- **Task goal**
State only the number of lines that include "gesamten".

- **Data shown**

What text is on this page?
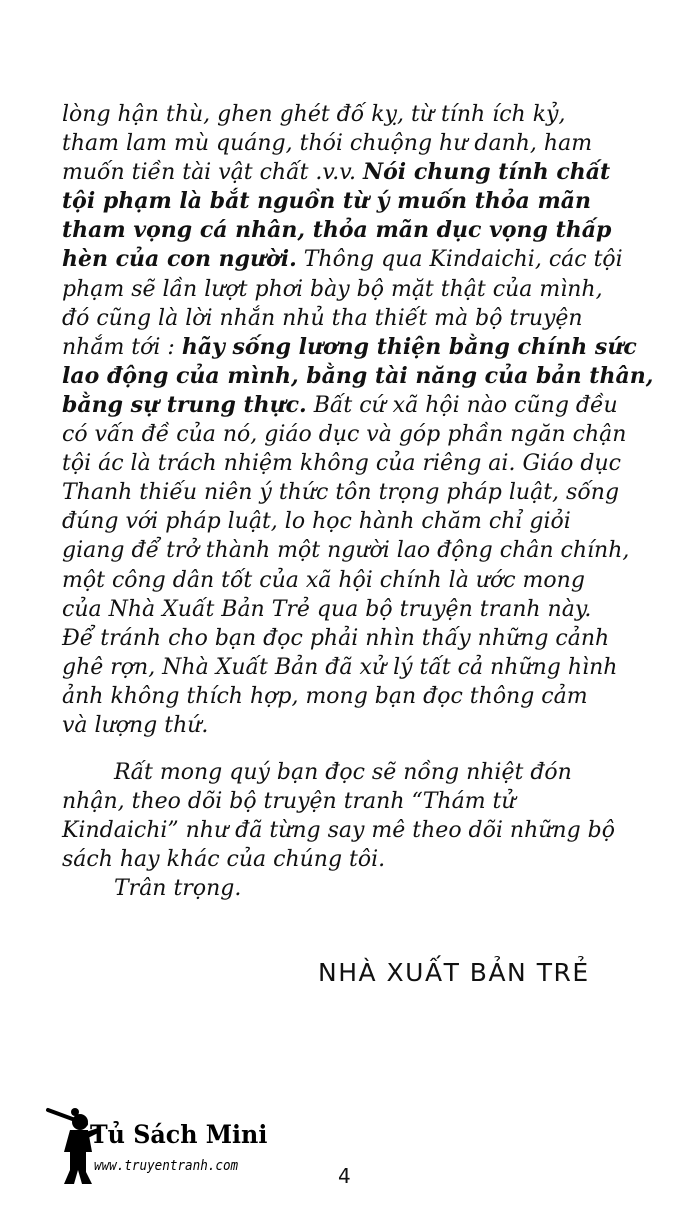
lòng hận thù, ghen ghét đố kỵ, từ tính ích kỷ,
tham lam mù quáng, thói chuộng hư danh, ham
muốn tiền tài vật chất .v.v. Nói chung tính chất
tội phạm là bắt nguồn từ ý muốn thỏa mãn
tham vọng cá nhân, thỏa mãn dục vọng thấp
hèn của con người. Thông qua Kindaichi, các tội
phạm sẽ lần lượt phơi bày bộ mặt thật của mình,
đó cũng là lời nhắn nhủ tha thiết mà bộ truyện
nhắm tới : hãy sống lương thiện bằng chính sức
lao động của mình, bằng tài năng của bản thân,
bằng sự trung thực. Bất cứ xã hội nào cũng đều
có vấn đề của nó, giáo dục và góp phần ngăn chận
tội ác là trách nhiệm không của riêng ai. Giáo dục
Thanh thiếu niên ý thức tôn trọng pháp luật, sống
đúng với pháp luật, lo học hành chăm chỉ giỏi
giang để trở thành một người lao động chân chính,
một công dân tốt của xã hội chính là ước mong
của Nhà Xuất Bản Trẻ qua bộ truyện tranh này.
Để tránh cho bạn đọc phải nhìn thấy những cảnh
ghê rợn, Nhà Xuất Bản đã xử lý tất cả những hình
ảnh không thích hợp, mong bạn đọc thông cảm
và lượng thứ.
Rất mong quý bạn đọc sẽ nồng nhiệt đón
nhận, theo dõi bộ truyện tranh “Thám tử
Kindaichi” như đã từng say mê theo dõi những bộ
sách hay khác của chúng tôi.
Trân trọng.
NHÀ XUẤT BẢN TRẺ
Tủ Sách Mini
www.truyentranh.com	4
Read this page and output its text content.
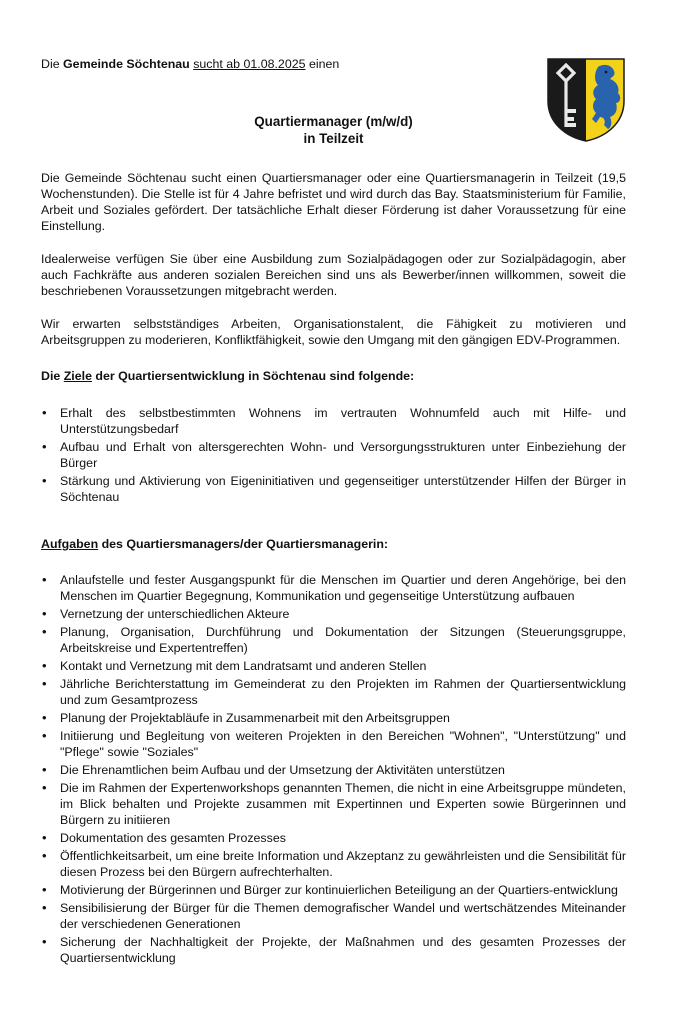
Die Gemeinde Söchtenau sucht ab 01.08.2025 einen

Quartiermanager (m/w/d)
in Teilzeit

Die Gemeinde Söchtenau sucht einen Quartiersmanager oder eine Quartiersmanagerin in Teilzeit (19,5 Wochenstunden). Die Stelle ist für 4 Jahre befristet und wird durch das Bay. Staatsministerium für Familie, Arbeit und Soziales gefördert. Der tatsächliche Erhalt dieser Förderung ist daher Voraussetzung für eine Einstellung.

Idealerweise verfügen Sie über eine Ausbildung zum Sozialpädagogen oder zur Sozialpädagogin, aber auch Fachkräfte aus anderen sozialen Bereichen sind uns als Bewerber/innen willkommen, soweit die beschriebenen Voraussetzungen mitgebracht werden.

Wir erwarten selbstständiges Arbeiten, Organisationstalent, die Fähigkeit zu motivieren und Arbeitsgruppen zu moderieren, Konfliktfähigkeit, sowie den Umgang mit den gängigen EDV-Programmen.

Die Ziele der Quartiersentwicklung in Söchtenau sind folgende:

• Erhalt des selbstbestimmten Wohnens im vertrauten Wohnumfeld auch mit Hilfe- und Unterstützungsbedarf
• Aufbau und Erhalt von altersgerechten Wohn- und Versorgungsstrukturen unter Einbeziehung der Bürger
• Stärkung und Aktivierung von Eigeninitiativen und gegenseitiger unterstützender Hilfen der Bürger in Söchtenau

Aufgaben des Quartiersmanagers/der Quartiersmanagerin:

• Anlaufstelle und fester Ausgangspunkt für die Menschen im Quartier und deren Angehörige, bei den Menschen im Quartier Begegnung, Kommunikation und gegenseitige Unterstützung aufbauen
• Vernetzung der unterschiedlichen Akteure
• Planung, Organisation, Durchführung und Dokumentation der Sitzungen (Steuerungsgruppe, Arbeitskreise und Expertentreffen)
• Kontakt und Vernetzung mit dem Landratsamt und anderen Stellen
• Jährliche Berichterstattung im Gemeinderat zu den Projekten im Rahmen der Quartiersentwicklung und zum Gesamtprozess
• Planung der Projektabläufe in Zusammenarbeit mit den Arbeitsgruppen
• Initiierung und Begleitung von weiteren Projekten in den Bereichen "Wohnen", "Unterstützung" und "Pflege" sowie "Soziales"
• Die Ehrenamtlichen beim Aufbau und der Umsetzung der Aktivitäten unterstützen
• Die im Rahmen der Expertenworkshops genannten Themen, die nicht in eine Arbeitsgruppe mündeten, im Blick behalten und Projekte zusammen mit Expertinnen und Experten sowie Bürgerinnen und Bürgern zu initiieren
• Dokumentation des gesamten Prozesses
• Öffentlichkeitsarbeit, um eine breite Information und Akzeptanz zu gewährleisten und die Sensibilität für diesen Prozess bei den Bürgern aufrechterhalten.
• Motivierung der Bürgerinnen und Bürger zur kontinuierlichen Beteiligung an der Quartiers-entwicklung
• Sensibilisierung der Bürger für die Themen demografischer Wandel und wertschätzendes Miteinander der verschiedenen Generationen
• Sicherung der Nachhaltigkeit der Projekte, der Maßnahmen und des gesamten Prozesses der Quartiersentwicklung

- **The completed task**
2